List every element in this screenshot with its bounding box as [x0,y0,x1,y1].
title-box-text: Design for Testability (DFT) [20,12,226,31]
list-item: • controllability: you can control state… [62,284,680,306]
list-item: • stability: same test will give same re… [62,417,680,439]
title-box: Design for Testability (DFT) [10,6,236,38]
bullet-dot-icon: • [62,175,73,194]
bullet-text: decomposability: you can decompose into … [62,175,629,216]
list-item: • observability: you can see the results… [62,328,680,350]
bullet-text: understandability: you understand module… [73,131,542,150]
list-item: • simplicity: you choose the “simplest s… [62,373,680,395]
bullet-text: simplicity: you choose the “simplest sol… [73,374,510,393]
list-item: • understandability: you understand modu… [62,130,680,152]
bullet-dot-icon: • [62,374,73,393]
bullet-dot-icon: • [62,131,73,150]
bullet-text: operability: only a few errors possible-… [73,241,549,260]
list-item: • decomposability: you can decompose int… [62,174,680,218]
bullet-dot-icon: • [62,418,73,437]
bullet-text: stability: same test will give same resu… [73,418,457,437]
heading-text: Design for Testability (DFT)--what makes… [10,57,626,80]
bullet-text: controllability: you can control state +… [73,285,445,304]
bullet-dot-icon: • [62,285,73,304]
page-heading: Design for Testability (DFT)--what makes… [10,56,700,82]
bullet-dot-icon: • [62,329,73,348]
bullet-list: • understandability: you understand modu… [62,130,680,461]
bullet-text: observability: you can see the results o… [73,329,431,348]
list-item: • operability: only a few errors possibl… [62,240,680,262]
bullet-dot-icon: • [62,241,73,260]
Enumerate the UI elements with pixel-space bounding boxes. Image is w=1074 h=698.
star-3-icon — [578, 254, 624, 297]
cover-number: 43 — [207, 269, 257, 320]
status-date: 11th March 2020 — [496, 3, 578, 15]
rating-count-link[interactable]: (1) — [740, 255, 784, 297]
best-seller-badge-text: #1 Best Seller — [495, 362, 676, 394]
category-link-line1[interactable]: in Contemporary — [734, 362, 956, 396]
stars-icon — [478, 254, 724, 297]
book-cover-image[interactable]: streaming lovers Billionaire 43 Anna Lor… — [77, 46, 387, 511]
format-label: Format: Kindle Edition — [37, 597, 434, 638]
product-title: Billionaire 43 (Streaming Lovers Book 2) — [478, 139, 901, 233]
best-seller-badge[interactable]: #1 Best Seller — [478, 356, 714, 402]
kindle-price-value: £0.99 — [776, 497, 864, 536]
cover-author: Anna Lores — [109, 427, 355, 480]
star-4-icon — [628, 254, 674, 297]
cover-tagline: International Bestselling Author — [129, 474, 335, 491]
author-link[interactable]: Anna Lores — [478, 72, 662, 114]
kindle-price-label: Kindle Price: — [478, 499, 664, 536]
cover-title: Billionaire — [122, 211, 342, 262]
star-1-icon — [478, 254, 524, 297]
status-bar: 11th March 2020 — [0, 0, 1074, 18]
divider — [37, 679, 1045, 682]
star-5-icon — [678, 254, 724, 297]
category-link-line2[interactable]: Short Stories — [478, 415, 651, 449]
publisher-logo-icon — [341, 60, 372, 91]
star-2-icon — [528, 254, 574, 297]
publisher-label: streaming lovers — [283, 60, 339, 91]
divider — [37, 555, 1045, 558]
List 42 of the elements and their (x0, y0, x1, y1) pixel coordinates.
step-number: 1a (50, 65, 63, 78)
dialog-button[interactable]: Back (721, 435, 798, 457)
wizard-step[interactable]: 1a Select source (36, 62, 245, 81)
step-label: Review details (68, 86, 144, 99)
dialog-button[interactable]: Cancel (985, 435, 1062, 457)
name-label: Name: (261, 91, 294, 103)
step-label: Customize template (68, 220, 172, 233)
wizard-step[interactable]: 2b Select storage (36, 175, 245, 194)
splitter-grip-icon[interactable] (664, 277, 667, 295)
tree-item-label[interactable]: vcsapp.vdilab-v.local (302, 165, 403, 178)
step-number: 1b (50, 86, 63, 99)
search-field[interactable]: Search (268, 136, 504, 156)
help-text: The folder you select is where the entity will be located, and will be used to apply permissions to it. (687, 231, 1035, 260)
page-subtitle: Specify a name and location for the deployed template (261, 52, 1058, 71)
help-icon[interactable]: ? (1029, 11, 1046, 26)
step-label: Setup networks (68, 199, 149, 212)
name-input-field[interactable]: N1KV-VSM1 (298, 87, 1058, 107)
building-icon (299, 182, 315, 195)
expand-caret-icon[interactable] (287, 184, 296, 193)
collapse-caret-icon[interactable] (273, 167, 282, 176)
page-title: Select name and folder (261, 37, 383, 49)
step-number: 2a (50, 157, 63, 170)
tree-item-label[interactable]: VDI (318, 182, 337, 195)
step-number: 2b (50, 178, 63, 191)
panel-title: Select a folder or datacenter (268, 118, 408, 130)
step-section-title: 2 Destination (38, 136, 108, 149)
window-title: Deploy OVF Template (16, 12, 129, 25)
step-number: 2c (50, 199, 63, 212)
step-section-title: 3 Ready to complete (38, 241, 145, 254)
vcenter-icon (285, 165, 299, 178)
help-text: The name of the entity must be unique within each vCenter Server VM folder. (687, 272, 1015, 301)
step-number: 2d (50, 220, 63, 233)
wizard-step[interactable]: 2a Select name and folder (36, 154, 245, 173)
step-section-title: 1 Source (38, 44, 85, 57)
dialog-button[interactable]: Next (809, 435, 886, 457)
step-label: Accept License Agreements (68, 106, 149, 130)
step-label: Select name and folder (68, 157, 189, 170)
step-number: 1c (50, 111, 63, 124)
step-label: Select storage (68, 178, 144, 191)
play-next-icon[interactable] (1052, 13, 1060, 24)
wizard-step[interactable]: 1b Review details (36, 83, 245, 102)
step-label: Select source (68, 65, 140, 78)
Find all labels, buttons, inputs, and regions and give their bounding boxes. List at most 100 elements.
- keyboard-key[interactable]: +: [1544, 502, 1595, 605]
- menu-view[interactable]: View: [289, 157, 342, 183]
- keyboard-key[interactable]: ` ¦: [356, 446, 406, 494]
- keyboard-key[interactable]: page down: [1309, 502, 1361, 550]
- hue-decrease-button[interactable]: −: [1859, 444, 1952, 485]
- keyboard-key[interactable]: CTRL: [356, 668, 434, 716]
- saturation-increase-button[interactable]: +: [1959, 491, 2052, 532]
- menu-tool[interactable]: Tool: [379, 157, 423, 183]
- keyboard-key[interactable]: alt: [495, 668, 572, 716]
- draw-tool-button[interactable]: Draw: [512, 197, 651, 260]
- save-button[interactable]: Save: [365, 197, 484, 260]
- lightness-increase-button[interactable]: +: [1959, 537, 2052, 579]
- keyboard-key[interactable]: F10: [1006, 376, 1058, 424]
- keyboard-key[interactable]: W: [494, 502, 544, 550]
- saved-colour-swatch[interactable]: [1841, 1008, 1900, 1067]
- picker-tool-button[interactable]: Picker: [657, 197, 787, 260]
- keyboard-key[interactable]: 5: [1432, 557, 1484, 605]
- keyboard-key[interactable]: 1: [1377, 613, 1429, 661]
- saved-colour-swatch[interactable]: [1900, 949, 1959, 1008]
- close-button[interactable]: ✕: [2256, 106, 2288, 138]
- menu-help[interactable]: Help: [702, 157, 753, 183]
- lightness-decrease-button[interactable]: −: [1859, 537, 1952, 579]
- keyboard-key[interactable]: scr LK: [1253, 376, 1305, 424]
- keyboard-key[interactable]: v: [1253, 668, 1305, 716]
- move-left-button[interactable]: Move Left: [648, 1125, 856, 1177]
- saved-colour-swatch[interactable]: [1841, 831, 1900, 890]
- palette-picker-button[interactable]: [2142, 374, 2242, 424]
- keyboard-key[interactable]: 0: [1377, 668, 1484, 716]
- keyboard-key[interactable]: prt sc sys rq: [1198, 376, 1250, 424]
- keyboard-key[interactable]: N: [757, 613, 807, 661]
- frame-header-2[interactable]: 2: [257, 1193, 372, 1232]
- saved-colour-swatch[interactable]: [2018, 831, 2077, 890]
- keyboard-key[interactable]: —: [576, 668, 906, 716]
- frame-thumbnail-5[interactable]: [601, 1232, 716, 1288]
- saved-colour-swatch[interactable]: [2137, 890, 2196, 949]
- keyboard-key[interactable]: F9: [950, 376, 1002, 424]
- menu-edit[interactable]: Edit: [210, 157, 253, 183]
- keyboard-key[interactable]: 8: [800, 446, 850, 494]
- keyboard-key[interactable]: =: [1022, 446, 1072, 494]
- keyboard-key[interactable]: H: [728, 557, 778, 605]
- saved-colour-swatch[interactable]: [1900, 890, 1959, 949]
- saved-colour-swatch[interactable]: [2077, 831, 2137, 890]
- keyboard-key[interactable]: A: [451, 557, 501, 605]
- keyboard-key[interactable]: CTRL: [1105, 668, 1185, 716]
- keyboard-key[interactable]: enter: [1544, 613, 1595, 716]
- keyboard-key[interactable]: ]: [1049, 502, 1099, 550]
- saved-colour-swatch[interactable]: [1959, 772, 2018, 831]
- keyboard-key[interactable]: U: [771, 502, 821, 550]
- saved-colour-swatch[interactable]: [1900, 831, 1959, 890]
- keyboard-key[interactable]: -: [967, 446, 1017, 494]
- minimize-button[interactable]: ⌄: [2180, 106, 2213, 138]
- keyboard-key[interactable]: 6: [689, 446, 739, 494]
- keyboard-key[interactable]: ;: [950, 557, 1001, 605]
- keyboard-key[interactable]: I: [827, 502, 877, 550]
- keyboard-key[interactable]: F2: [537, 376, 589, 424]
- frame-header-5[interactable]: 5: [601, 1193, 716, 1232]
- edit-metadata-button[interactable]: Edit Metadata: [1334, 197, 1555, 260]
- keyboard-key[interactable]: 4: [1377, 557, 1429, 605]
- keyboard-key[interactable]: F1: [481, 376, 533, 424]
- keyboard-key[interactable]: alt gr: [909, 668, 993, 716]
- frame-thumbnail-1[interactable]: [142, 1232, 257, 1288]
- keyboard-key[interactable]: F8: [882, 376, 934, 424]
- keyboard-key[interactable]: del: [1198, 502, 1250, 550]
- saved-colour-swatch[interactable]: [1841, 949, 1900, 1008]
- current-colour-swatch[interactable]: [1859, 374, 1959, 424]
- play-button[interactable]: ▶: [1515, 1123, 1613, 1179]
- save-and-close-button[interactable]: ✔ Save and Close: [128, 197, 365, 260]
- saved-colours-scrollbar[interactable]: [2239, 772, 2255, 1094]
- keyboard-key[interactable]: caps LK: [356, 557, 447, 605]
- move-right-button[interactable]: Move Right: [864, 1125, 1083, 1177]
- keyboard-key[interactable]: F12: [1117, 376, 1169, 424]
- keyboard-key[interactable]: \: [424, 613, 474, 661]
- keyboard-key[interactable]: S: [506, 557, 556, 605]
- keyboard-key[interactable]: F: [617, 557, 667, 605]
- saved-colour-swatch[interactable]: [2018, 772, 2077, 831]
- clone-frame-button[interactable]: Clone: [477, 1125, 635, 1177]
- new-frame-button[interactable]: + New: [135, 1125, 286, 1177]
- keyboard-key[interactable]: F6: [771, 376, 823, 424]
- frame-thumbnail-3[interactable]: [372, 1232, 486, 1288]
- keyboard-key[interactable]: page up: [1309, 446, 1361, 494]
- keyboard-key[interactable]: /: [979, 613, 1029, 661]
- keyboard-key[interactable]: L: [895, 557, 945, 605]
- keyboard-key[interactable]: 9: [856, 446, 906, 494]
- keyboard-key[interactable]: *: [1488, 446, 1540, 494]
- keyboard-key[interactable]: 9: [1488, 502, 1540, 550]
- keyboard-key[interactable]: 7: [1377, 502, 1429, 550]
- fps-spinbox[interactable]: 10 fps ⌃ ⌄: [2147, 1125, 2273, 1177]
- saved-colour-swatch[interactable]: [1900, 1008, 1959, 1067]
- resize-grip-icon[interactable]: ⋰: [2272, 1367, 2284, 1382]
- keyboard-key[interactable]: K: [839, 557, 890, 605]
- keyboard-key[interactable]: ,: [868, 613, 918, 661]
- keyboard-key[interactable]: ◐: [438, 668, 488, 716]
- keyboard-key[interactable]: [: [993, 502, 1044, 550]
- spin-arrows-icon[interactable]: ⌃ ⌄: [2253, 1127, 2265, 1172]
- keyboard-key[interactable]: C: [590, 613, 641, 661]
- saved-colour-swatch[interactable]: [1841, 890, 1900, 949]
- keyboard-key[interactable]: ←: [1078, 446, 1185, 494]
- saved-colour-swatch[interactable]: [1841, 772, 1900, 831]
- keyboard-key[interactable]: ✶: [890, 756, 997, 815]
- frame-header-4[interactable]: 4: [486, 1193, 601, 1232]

--- --- ---

## [What you are asked to do]
Rewrite the lines from the first one up to and including the line with "bullet-text: decomposability: you", replacing "Testability" with "Verifiability" and leaving everything else unchanged.

## [Answer to the exercise]
List every element in this screenshot with its bounding box as [x0,y0,x1,y1].
title-box-text: Design for Verifiability (DFT) [20,12,226,31]
list-item: • controllability: you can control state… [62,284,680,306]
list-item: • stability: same test will give same re… [62,417,680,439]
title-box: Design for Verifiability (DFT) [10,6,236,38]
bullet-dot-icon: • [62,175,73,194]
bullet-text: decomposability: you can decompose into … [62,175,629,216]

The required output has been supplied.